• **DATA FOR THIS EXERCISE**:
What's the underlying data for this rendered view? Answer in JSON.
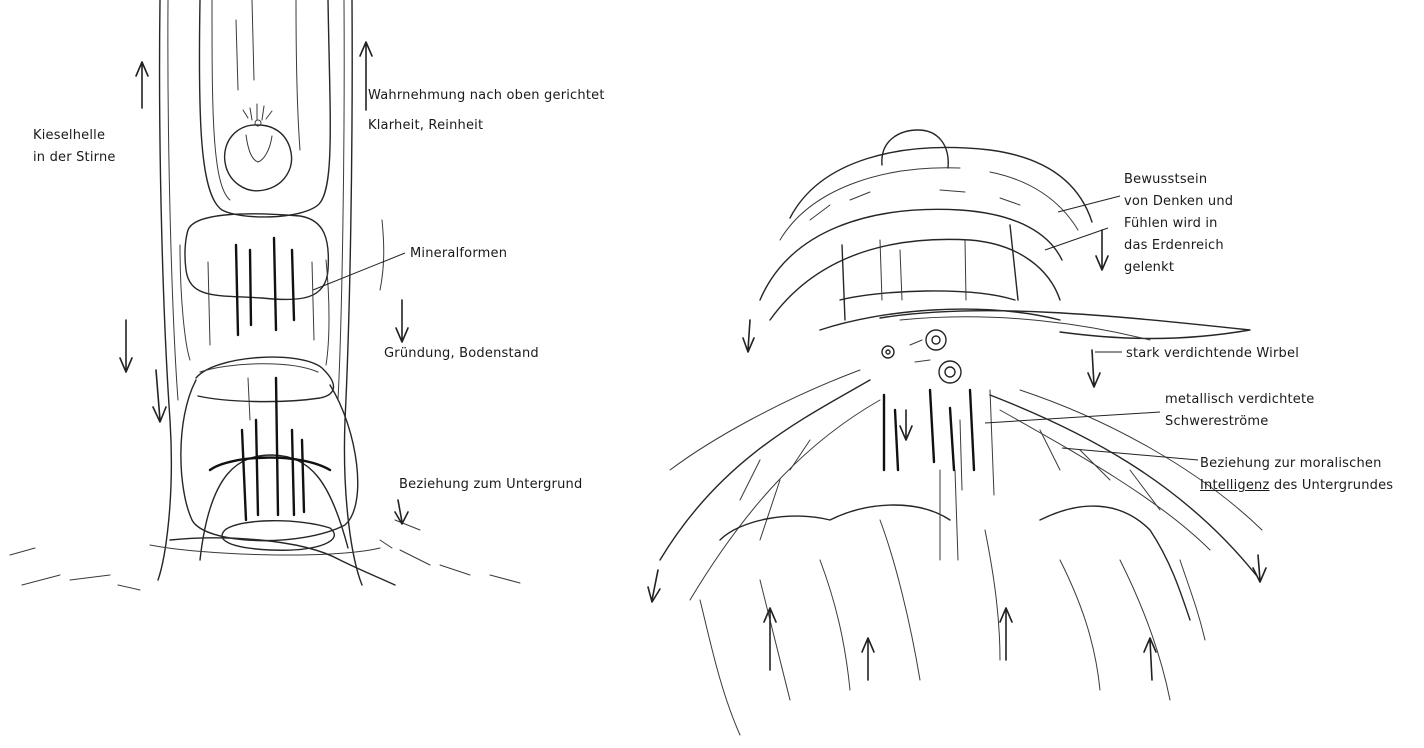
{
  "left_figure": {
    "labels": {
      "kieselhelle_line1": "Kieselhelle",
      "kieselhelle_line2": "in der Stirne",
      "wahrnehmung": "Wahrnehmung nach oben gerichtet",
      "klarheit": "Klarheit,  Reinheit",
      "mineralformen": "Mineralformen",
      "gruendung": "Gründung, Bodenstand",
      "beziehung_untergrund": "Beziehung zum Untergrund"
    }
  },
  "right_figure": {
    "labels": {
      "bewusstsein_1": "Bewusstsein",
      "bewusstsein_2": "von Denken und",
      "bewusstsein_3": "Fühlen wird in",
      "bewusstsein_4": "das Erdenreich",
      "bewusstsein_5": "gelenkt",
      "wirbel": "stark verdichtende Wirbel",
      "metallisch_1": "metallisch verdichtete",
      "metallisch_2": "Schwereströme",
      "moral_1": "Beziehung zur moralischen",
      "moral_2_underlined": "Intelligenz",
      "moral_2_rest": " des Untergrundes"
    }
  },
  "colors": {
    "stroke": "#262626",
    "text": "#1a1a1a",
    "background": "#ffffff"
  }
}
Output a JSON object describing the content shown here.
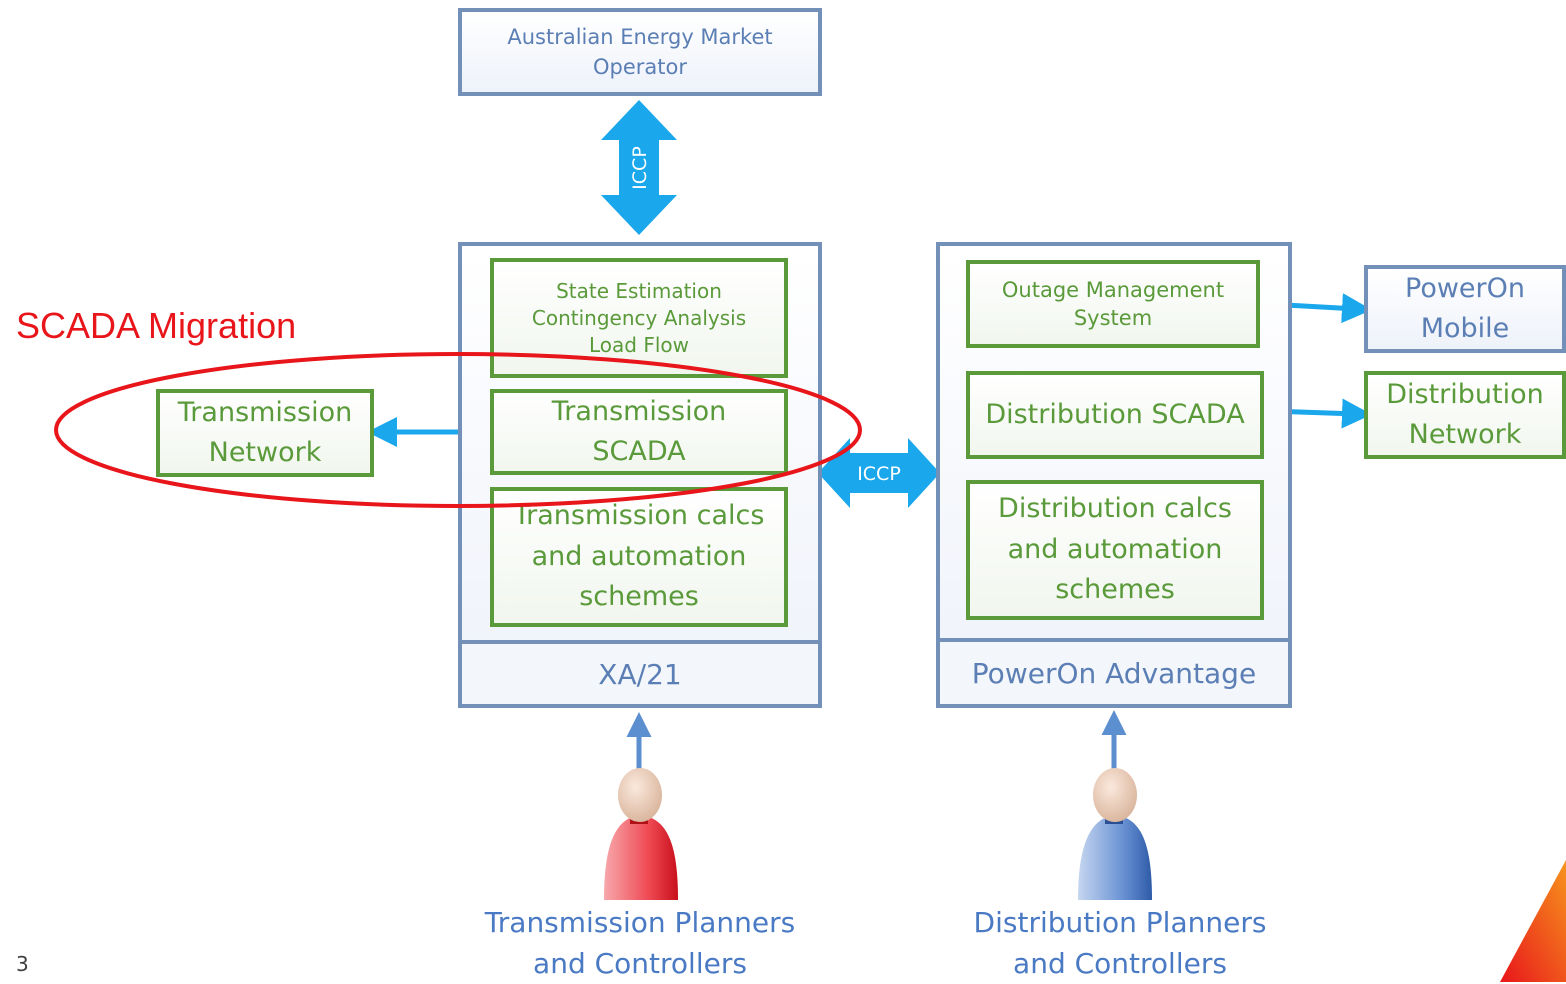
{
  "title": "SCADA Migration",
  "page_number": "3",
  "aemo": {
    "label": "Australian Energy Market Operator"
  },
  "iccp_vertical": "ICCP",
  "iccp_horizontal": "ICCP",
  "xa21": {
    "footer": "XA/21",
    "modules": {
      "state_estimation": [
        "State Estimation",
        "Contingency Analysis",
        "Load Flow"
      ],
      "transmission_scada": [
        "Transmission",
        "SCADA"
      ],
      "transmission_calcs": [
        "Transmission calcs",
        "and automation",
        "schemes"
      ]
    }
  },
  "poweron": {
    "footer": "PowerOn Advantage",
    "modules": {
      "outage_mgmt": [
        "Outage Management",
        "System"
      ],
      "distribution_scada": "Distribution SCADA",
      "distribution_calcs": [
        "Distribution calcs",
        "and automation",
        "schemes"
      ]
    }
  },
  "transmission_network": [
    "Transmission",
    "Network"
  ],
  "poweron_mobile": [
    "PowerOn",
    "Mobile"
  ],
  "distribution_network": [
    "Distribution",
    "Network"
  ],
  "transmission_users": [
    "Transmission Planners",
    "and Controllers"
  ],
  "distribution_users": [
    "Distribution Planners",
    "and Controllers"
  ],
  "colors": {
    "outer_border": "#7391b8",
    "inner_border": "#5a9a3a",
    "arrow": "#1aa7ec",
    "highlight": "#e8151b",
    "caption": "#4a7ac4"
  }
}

• **GOAL**:
Pick out every line with the string "Beziehung" and copy it.

• **CORRECT RESULT**:
      "beziehung_untergrund": "Beziehung zum Untergrund"
      "moral_1": "Beziehung zur moralischen",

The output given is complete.